►

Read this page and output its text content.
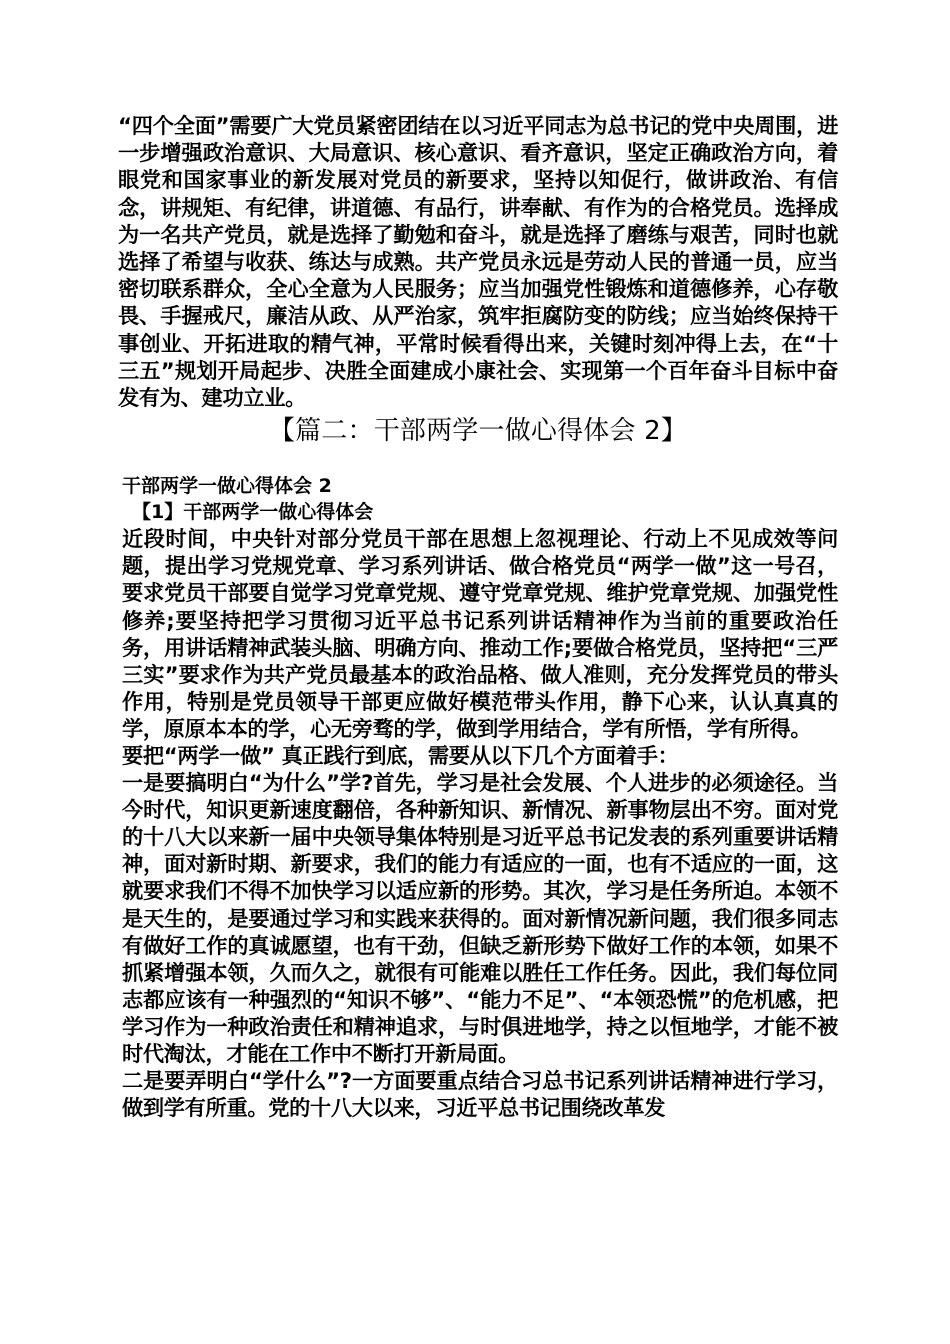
“四个全面”需要广大党员紧密团结在以习近平同志为总书记的党中央周围，进一步增强政治意识、大局意识、核心意识、看齐意识，坚定正确政治方向，着眼党和国家事业的新发展对党员的新要求，坚持以知促行，做讲政治、有信念，讲规矩、有纪律，讲道德、有品行，讲奉献、有作为的合格党员。选择成为一名共产党员，就是选择了勤勉和奋斗，就是选择了磨练与艰苦，同时也就选择了希望与收获、练达与成熟。共产党员永远是劳动人民的普通一员，应当密切联系群众，全心全意为人民服务；应当加强党性锻炼和道德修养，心存敬畏、手握戒尺，廉洁从政、从严治家，筑牢拒腐防变的防线；应当始终保持干事创业、开拓进取的精气神，平常时候看得出来，关键时刻冲得上去，在“十三五”规划开局起步、决胜全面建成小康社会、实现第一个百年奋斗目标中奋发有为、建功立业。

【篇二：干部两学一做心得体会 2】
干部两学一做心得体会 2
【1】干部两学一做心得体会

近段时间，中央针对部分党员干部在思想上忽视理论、行动上不见成效等问题，提出学习党规党章、学习系列讲话、做合格党员“两学一做”这一号召，要求党员干部要自觉学习党章党规、遵守党章党规、维护党章党规、加强党性修养;要坚持把学习贯彻习近平总书记系列讲话精神作为当前的重要政治任务，用讲话精神武装头脑、明确方向、推动工作;要做合格党员，坚持把“三严三实”要求作为共产党员最基本的政治品格、做人准则，充分发挥党员的带头作用，特别是党员领导干部更应做好模范带头作用，静下心来，认认真真的学，原原本本的学，心无旁骛的学，做到学用结合，学有所悟，学有所得。

要把“两学一做” 真正践行到底，需要从以下几个方面着手：

一是要搞明白“为什么”学?首先，学习是社会发展、个人进步的必须途径。当今时代，知识更新速度翻倍，各种新知识、新情况、新事物层出不穷。面对党的十八大以来新一届中央领导集体特别是习近平总书记发表的系列重要讲话精神，面对新时期、新要求，我们的能力有适应的一面，也有不适应的一面，这就要求我们不得不加快学习以适应新的形势。其次，学习是任务所迫。本领不是天生的，是要通过学习和实践来获得的。面对新情况新问题，我们很多同志有做好工作的真诚愿望，也有干劲，但缺乏新形势下做好工作的本领，如果不抓紧增强本领，久而久之，就很有可能难以胜任工作任务。因此，我们每位同志都应该有一种强烈的“知识不够”、“能力不足”、“本领恐慌”的危机感，把学习作为一种政治责任和精神追求，与时俱进地学，持之以恒地学，才能不被时代淘汰，才能在工作中不断打开新局面。

二是要弄明白“学什么”?一方面要重点结合习总书记系列讲话精神进行学习，做到学有所重。党的十八大以来，习近平总书记围绕改革发
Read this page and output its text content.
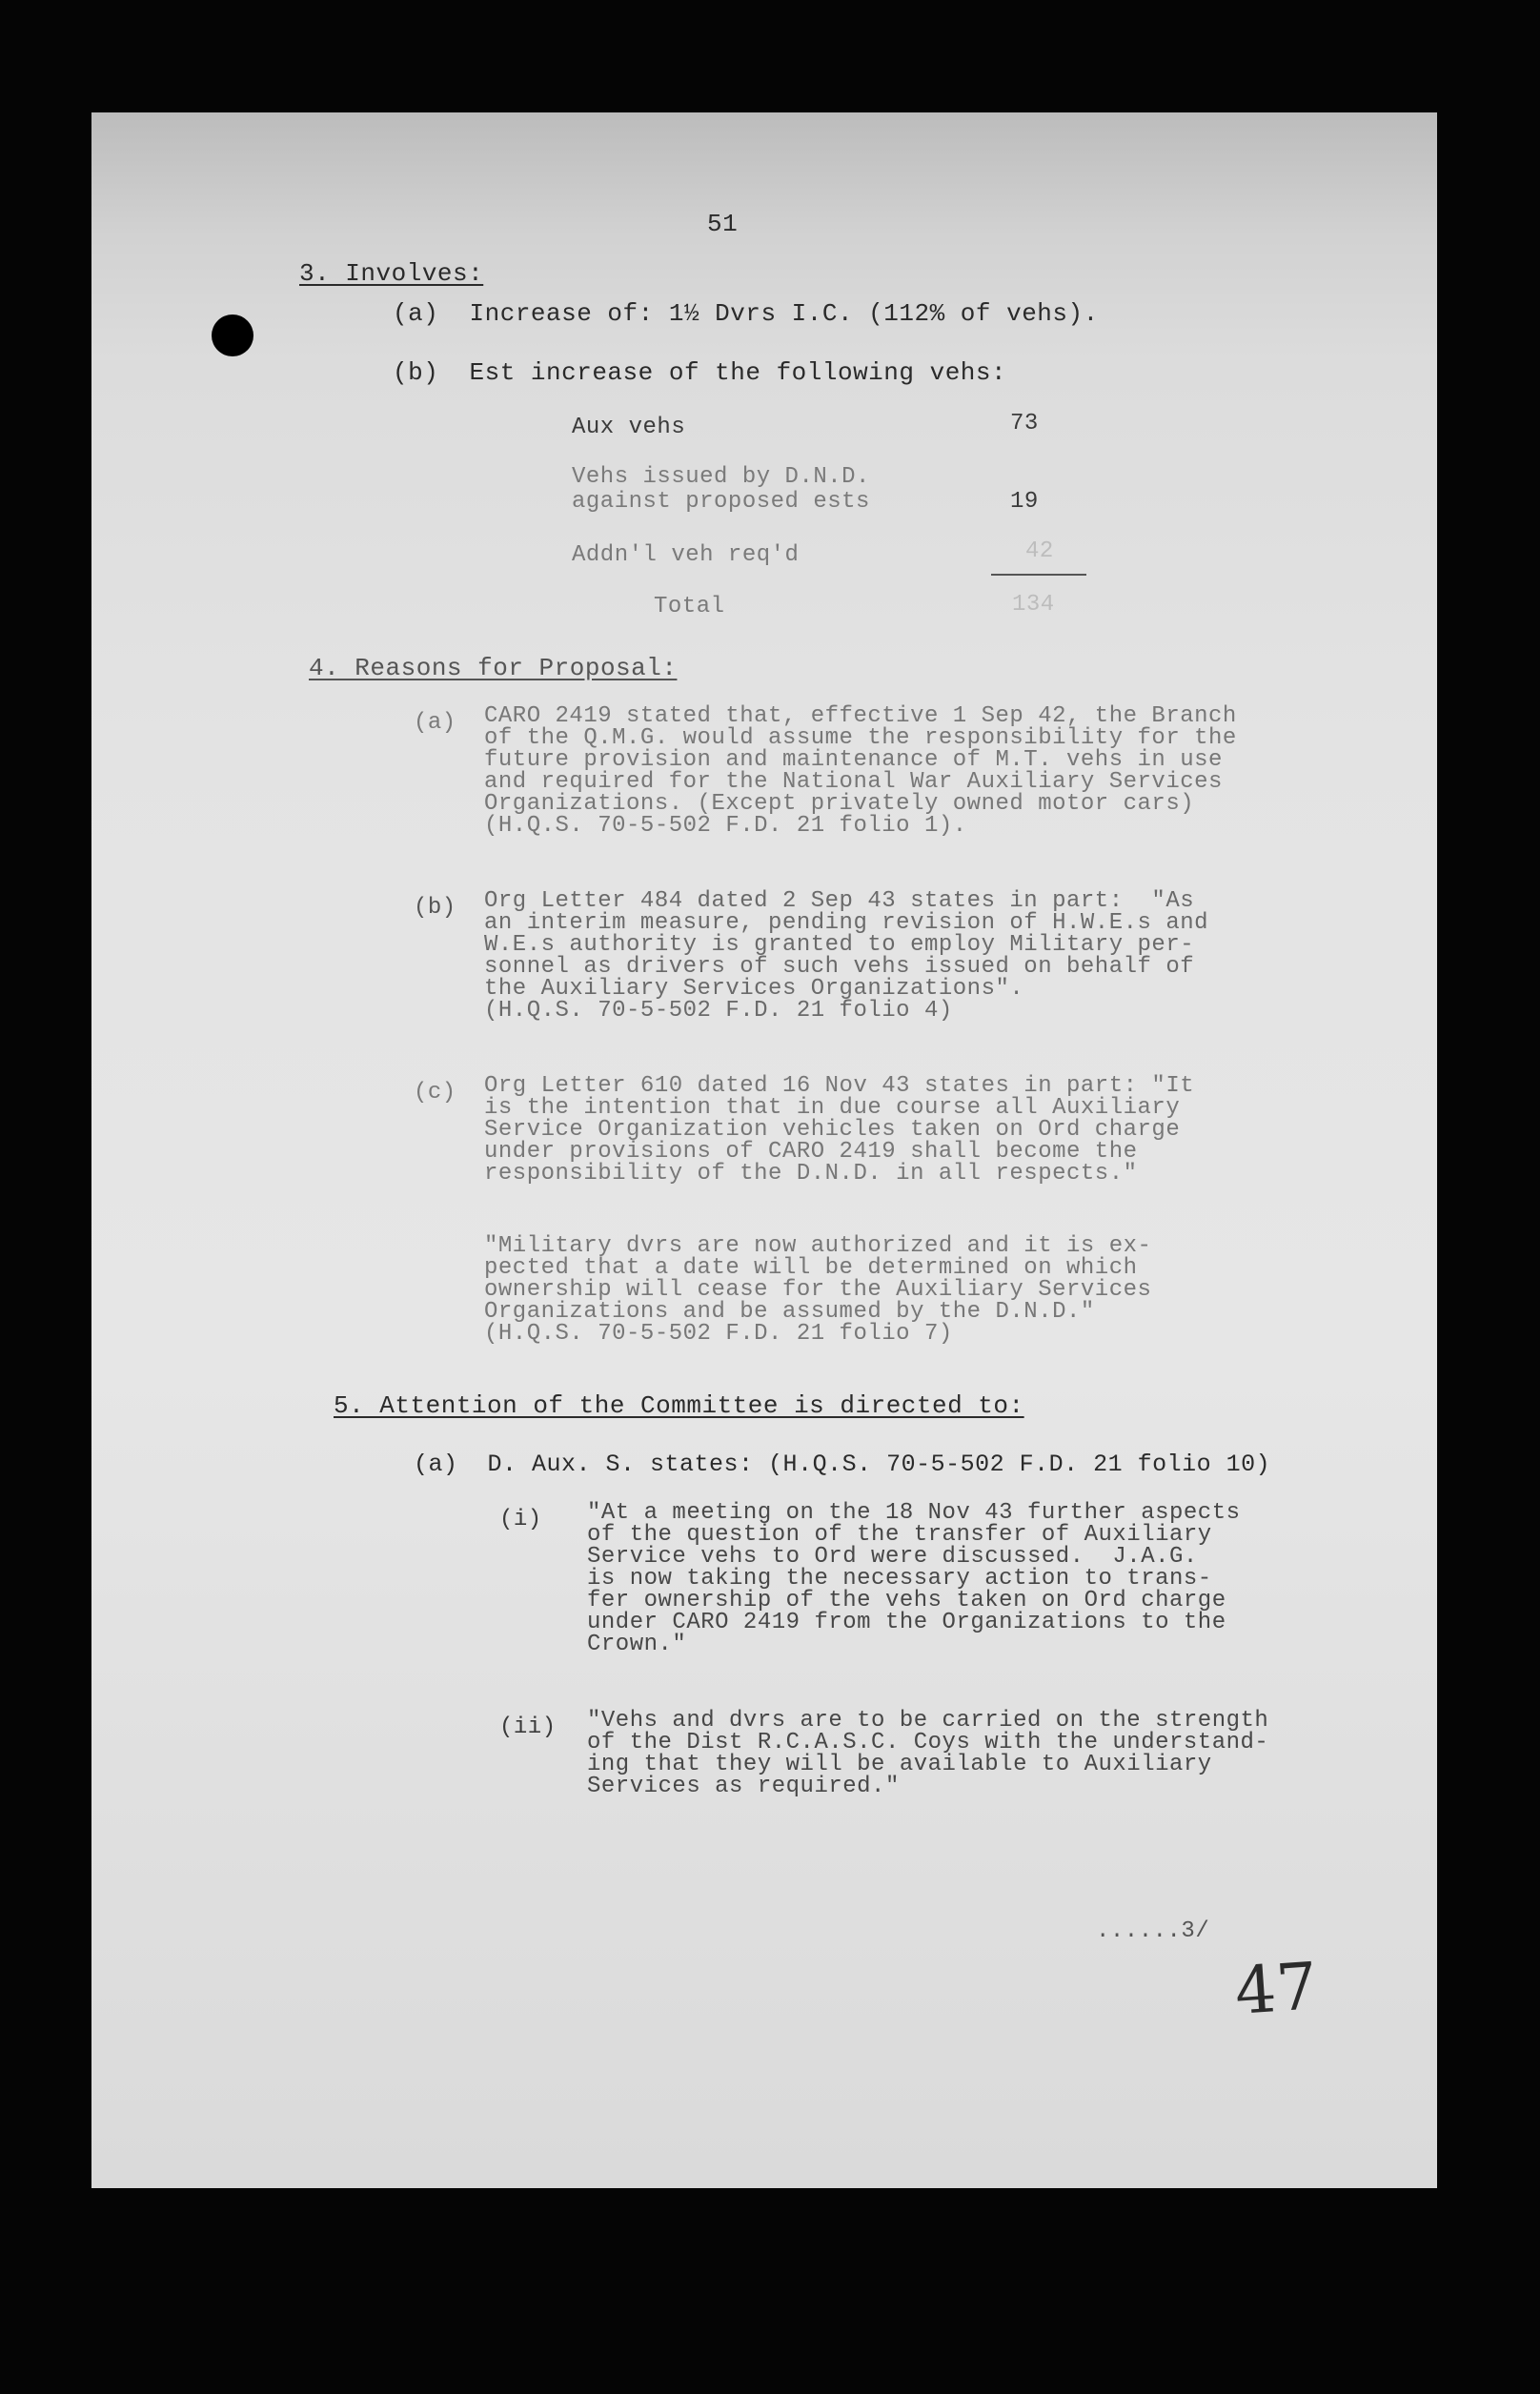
51
3. Involves:
(a)  Increase of: 1½ Dvrs I.C. (112% of vehs).
(b)  Est increase of the following vehs:
Aux vehs	73
Vehs issued by D.N.D.
against proposed ests	19
Addn'l veh req'd	42
Total	134
4. Reasons for Proposal:
(a) CARO 2419 stated that, effective 1 Sep 42, the Branch
of the Q.M.G. would assume the responsibility for the
future provision and maintenance of M.T. vehs in use
and required for the National War Auxiliary Services
Organizations. (Except privately owned motor cars)
(H.Q.S. 70-5-502 F.D. 21 folio 1).
(b) Org Letter 484 dated 2 Sep 43 states in part:  "As
an interim measure, pending revision of H.W.E.s and
W.E.s authority is granted to employ Military per-
sonnel as drivers of such vehs issued on behalf of
the Auxiliary Services Organizations".
(H.Q.S. 70-5-502 F.D. 21 folio 4)
(c) Org Letter 610 dated 16 Nov 43 states in part: "It
is the intention that in due course all Auxiliary
Service Organization vehicles taken on Ord charge
under provisions of CARO 2419 shall become the
responsibility of the D.N.D. in all respects."
"Military dvrs are now authorized and it is ex-
pected that a date will be determined on which
ownership will cease for the Auxiliary Services
Organizations and be assumed by the D.N.D."
(H.Q.S. 70-5-502 F.D. 21 folio 7)
5. Attention of the Committee is directed to:
(a)  D. Aux. S. states: (H.Q.S. 70-5-502 F.D. 21 folio 10)
(i) "At a meeting on the 18 Nov 43 further aspects
of the question of the transfer of Auxiliary
Service vehs to Ord were discussed.  J.A.G.
is now taking the necessary action to trans-
fer ownership of the vehs taken on Ord charge
under CARO 2419 from the Organizations to the
Crown."
(ii) "Vehs and dvrs are to be carried on the strength
of the Dist R.C.A.S.C. Coys with the understand-
ing that they will be available to Auxiliary
Services as required."
......3/
47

◄

Give all the lines above again, character for character, without pictures.

» Worked answer:
Read this page and output its text content.
“四个全面”需要广大党员紧密团结在以习近平同志为总书记的党中央周围，进一步增强政治意识、大局意识、核心意识、看齐意识，坚定正确政治方向，着眼党和国家事业的新发展对党员的新要求，坚持以知促行，做讲政治、有信念，讲规矩、有纪律，讲道德、有品行，讲奉献、有作为的合格党员。选择成为一名共产党员，就是选择了勤勉和奋斗，就是选择了磨练与艰苦，同时也就选择了希望与收获、练达与成熟。共产党员永远是劳动人民的普通一员，应当密切联系群众，全心全意为人民服务；应当加强党性锻炼和道德修养，心存敬畏、手握戒尺，廉洁从政、从严治家，筑牢拒腐防变的防线；应当始终保持干事创业、开拓进取的精气神，平常时候看得出来，关键时刻冲得上去，在“十三五”规划开局起步、决胜全面建成小康社会、实现第一个百年奋斗目标中奋发有为、建功立业。

【篇二：干部两学一做心得体会 2】
干部两学一做心得体会 2
【1】干部两学一做心得体会

近段时间，中央针对部分党员干部在思想上忽视理论、行动上不见成效等问题，提出学习党规党章、学习系列讲话、做合格党员“两学一做”这一号召，要求党员干部要自觉学习党章党规、遵守党章党规、维护党章党规、加强党性修养;要坚持把学习贯彻习近平总书记系列讲话精神作为当前的重要政治任务，用讲话精神武装头脑、明确方向、推动工作;要做合格党员，坚持把“三严三实”要求作为共产党员最基本的政治品格、做人准则，充分发挥党员的带头作用，特别是党员领导干部更应做好模范带头作用，静下心来，认认真真的学，原原本本的学，心无旁骛的学，做到学用结合，学有所悟，学有所得。

要把“两学一做” 真正践行到底，需要从以下几个方面着手：

一是要搞明白“为什么”学?首先，学习是社会发展、个人进步的必须途径。当今时代，知识更新速度翻倍，各种新知识、新情况、新事物层出不穷。面对党的十八大以来新一届中央领导集体特别是习近平总书记发表的系列重要讲话精神，面对新时期、新要求，我们的能力有适应的一面，也有不适应的一面，这就要求我们不得不加快学习以适应新的形势。其次，学习是任务所迫。本领不是天生的，是要通过学习和实践来获得的。面对新情况新问题，我们很多同志有做好工作的真诚愿望，也有干劲，但缺乏新形势下做好工作的本领，如果不抓紧增强本领，久而久之，就很有可能难以胜任工作任务。因此，我们每位同志都应该有一种强烈的“知识不够”、“能力不足”、“本领恐慌”的危机感，把学习作为一种政治责任和精神追求，与时俱进地学，持之以恒地学，才能不被时代淘汰，才能在工作中不断打开新局面。

二是要弄明白“学什么”?一方面要重点结合习总书记系列讲话精神进行学习，做到学有所重。党的十八大以来，习近平总书记围绕改革发
Read this page and output its text content.
51
3. Involves:
(a)  Increase of: 1½ Dvrs I.C. (112% of vehs).
(b)  Est increase of the following vehs:
Aux vehs	73
Vehs issued by D.N.D.
against proposed ests	19
Addn'l veh req'd	42
Total	134
4. Reasons for Proposal:
(a) CARO 2419 stated that, effective 1 Sep 42, the Branch
of the Q.M.G. would assume the responsibility for the
future provision and maintenance of M.T. vehs in use
and required for the National War Auxiliary Services
Organizations. (Except privately owned motor cars)
(H.Q.S. 70-5-502 F.D. 21 folio 1).
(b) Org Letter 484 dated 2 Sep 43 states in part:  "As
an interim measure, pending revision of H.W.E.s and
W.E.s authority is granted to employ Military per-
sonnel as drivers of such vehs issued on behalf of
the Auxiliary Services Organizations".
(H.Q.S. 70-5-502 F.D. 21 folio 4)
(c) Org Letter 610 dated 16 Nov 43 states in part: "It
is the intention that in due course all Auxiliary
Service Organization vehicles taken on Ord charge
under provisions of CARO 2419 shall become the
responsibility of the D.N.D. in all respects."
"Military dvrs are now authorized and it is ex-
pected that a date will be determined on which
ownership will cease for the Auxiliary Services
Organizations and be assumed by the D.N.D."
(H.Q.S. 70-5-502 F.D. 21 folio 7)
5. Attention of the Committee is directed to:
(a)  D. Aux. S. states: (H.Q.S. 70-5-502 F.D. 21 folio 10)
(i) "At a meeting on the 18 Nov 43 further aspects
of the question of the transfer of Auxiliary
Service vehs to Ord were discussed.  J.A.G.
is now taking the necessary action to trans-
fer ownership of the vehs taken on Ord charge
under CARO 2419 from the Organizations to the
Crown."
(ii) "Vehs and dvrs are to be carried on the strength
of the Dist R.C.A.S.C. Coys with the understand-
ing that they will be available to Auxiliary
Services as required."
......3/
47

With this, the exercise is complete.